* **WRITTEN EXERCISE**: Select lines where the word "mean" appears.

== LISTED RECORDS ==

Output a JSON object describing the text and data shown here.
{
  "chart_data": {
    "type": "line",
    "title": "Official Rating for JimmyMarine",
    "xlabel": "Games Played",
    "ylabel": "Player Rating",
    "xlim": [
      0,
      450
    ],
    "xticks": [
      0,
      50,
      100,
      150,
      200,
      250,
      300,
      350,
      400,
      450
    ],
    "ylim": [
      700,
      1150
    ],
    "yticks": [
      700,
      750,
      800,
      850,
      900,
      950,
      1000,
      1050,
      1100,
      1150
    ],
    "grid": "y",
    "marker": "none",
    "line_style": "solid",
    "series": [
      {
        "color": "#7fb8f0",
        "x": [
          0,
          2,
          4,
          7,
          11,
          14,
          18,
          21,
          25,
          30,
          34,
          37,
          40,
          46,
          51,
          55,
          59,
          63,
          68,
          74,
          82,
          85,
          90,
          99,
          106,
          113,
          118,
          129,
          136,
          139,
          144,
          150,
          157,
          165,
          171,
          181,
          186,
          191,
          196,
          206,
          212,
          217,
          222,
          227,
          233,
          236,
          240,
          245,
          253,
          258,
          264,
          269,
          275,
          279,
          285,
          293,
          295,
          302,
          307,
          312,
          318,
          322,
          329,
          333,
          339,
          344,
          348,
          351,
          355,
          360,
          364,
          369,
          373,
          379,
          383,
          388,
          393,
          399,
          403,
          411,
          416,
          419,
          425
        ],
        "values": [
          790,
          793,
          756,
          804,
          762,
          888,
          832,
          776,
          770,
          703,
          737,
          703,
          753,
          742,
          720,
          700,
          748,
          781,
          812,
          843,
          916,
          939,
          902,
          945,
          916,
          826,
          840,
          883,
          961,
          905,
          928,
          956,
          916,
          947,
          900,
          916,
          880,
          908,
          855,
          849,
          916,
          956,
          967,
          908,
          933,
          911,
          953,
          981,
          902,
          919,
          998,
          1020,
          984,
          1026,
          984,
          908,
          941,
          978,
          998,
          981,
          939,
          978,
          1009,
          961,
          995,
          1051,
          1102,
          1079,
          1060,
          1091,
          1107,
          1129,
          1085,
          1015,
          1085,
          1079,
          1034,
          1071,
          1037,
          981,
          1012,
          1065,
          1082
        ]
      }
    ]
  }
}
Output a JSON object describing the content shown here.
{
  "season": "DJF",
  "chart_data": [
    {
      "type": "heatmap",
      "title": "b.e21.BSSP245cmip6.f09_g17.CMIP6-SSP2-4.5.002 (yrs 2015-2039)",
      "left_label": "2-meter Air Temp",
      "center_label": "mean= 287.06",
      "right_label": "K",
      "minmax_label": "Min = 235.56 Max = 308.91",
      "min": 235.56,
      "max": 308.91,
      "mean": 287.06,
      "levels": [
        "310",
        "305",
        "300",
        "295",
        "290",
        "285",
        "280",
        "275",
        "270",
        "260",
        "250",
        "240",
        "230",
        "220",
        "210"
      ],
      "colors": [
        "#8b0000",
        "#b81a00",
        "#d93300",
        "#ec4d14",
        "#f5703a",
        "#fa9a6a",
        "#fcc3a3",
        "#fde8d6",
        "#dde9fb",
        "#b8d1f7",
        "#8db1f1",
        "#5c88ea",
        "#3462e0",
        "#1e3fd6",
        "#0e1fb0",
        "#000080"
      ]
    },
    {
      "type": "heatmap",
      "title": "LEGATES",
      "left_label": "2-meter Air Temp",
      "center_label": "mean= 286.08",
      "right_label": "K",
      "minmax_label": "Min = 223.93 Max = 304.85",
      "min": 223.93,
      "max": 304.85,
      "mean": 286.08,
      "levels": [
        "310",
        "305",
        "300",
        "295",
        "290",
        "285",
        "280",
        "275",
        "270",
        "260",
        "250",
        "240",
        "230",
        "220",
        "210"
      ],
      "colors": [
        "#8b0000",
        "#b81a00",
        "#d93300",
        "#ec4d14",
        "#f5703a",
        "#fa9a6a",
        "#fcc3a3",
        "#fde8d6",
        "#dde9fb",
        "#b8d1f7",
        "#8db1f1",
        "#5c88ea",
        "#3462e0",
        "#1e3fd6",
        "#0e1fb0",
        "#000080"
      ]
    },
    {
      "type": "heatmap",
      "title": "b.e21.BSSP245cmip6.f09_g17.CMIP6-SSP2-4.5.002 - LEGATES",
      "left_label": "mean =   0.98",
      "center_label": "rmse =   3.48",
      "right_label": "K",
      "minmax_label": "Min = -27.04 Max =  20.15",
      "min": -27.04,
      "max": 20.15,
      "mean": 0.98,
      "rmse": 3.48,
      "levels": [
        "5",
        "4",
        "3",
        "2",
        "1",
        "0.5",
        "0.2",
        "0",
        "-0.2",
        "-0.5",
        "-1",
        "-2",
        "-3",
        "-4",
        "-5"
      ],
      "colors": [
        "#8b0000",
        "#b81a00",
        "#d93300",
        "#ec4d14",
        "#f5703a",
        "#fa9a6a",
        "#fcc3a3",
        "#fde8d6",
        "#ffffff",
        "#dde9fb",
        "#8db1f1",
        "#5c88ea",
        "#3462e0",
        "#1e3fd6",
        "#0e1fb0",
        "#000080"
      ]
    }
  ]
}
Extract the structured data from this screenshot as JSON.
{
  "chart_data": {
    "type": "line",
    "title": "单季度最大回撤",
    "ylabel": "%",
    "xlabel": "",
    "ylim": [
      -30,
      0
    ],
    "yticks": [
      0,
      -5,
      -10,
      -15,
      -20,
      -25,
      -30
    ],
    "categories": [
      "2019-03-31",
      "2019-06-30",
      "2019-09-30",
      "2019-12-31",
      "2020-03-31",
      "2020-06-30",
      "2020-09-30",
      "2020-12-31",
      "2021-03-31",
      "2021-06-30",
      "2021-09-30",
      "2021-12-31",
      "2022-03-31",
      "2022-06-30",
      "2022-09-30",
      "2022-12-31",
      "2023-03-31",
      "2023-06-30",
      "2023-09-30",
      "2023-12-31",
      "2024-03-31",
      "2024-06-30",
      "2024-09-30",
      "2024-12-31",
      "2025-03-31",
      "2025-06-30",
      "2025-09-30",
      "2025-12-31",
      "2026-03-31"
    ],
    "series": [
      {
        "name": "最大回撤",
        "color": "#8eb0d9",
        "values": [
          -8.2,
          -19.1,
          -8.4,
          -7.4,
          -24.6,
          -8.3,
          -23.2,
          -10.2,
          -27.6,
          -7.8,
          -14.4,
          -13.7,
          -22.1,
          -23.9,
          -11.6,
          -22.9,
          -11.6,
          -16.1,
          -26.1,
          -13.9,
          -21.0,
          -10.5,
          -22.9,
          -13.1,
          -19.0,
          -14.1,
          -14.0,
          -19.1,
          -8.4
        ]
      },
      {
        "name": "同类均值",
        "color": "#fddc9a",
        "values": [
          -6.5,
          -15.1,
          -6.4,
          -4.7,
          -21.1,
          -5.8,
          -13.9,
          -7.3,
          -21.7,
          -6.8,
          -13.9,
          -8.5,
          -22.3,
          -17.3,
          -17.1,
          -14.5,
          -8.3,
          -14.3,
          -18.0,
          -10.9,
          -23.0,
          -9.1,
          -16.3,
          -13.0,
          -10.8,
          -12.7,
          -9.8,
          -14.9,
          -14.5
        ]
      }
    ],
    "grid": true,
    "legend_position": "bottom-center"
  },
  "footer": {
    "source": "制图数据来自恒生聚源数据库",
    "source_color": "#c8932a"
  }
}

===

* **RESULT OF THIS EXERCISE**:
      "center_label": "mean= 287.06",
      "mean": 287.06,
      "center_label": "mean= 286.08",
      "mean": 286.08,
      "left_label": "mean =   0.98",
      "mean": 0.98,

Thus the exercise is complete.